◆ Problem requirements:
Copy all lines holding the word "lower" from the entries.

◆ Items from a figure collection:
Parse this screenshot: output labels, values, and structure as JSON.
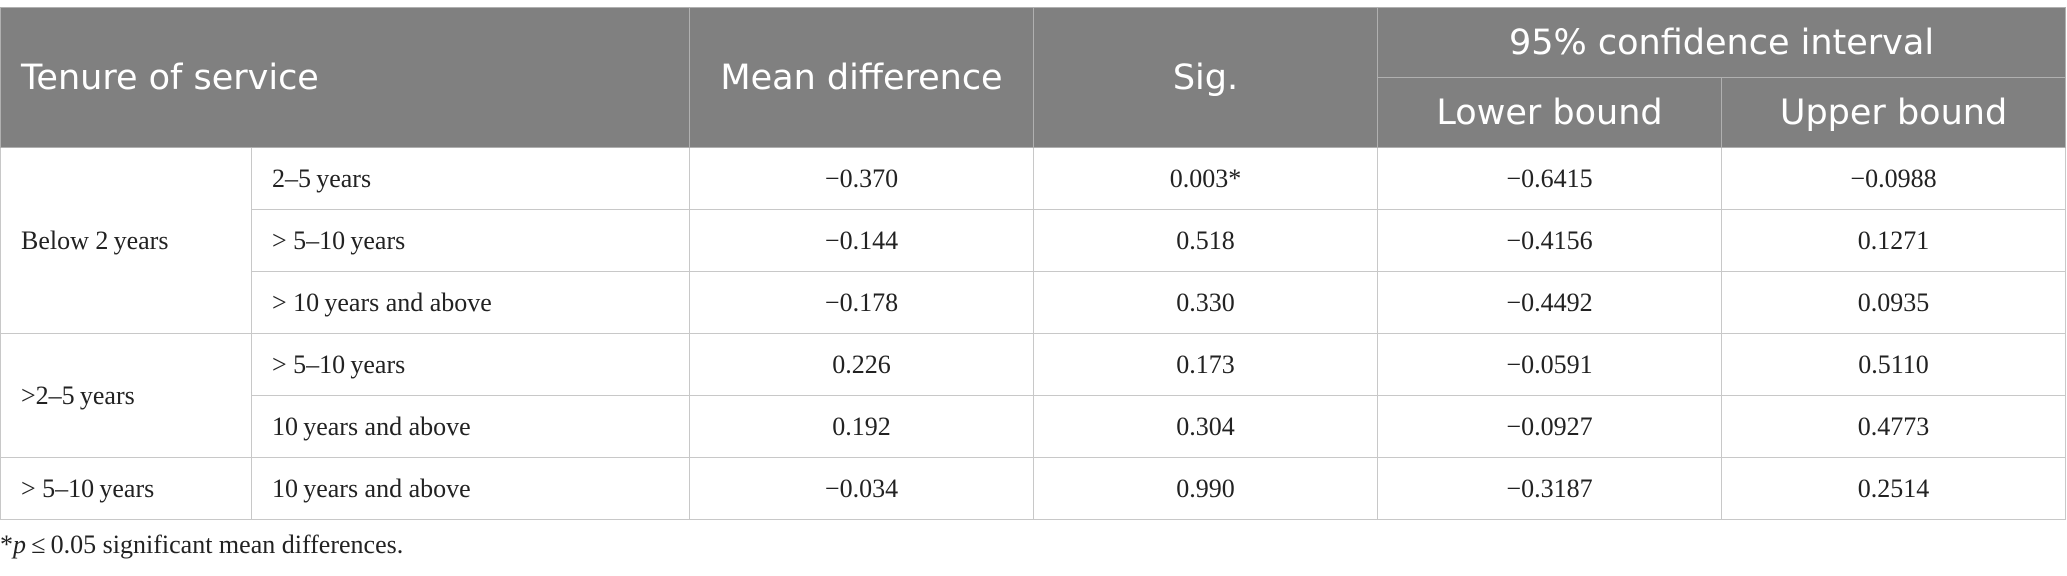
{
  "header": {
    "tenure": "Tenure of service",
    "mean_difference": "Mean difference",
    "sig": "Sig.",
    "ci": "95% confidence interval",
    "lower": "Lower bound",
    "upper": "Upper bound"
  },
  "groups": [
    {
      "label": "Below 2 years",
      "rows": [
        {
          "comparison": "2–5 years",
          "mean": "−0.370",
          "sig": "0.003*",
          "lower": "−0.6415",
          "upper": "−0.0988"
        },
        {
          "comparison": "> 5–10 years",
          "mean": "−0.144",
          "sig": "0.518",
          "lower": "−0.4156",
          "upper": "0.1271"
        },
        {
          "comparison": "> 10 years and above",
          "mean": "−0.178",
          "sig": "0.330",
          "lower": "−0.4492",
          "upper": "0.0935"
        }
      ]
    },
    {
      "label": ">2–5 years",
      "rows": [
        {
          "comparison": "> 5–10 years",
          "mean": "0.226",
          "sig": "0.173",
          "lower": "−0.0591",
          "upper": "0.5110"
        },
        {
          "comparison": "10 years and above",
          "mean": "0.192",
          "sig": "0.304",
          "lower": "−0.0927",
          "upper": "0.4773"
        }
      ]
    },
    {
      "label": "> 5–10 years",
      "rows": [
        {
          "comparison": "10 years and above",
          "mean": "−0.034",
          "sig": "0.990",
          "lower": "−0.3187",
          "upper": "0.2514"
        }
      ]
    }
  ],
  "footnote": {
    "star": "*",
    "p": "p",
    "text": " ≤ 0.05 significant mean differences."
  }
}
* * *
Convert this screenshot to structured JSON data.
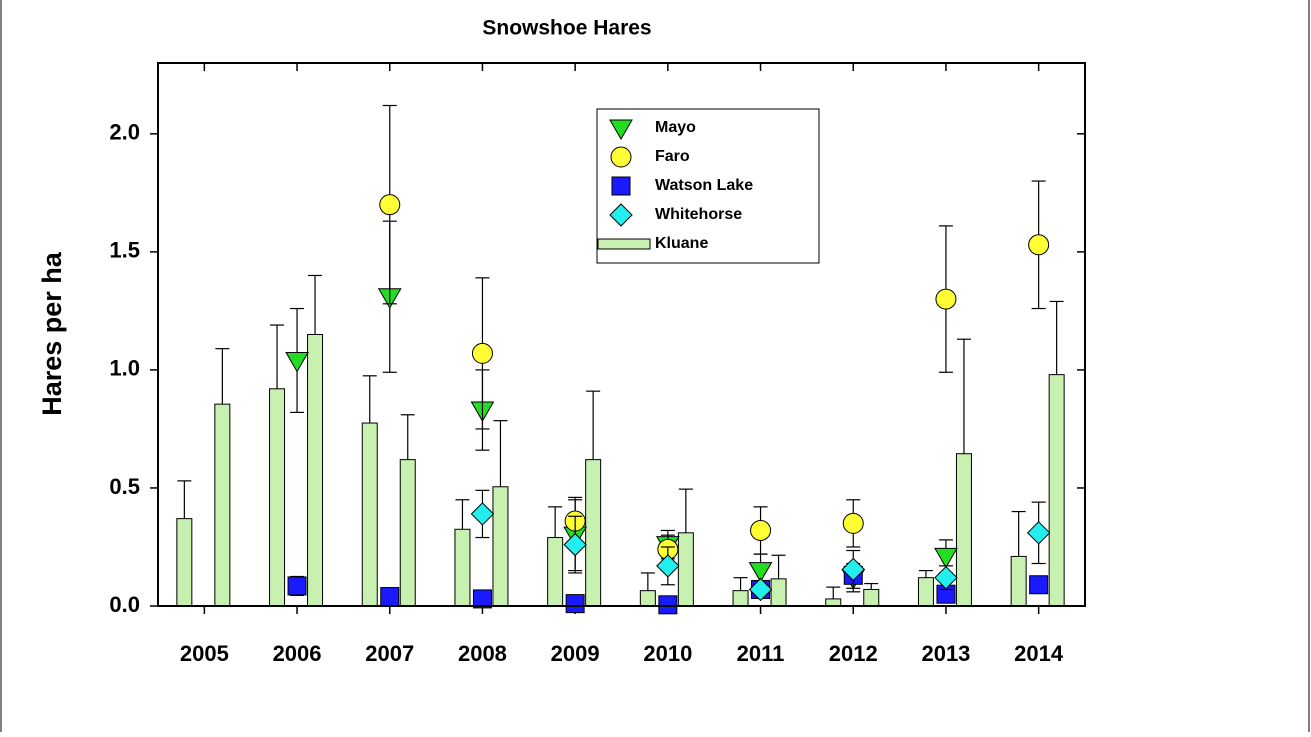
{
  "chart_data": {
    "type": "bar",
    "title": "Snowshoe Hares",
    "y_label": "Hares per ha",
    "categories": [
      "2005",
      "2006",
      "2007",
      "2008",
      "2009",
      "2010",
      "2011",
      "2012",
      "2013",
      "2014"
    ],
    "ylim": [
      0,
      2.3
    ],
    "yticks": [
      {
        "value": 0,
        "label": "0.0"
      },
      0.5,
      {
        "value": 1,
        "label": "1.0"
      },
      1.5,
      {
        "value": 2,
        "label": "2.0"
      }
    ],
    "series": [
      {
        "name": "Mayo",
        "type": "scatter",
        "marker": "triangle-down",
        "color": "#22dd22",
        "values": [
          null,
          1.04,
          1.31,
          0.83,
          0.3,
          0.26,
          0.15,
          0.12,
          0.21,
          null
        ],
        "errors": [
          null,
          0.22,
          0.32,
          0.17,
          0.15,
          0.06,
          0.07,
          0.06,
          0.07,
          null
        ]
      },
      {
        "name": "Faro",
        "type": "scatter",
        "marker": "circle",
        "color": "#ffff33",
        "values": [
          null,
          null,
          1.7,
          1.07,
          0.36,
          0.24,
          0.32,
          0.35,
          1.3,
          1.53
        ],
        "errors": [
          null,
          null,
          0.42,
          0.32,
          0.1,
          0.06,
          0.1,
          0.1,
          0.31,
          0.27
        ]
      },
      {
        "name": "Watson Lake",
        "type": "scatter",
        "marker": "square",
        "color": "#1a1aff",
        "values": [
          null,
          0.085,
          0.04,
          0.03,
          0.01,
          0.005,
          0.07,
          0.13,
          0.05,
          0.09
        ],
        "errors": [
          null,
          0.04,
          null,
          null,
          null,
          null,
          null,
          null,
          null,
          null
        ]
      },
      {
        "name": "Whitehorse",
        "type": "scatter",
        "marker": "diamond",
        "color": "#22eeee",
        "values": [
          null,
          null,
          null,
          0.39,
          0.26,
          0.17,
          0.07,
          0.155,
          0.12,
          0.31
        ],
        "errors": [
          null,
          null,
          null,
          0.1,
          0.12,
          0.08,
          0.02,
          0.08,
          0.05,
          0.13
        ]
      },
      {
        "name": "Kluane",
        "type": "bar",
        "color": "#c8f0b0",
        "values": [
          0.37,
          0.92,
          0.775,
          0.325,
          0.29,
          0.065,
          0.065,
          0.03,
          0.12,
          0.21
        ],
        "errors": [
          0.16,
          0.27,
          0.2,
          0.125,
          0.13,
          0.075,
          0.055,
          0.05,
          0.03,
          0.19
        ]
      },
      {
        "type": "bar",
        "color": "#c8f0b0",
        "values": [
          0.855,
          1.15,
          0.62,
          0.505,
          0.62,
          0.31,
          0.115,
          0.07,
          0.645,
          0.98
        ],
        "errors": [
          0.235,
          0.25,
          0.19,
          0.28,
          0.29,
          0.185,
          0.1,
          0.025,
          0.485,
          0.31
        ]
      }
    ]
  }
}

◆ Solution to this exercise:
    "lower": "Lower bound",
          "lower": "−0.6415",
          "lower": "−0.4156",
          "lower": "−0.4492",
          "lower": "−0.0591",
          "lower": "−0.0927",
          "lower": "−0.3187",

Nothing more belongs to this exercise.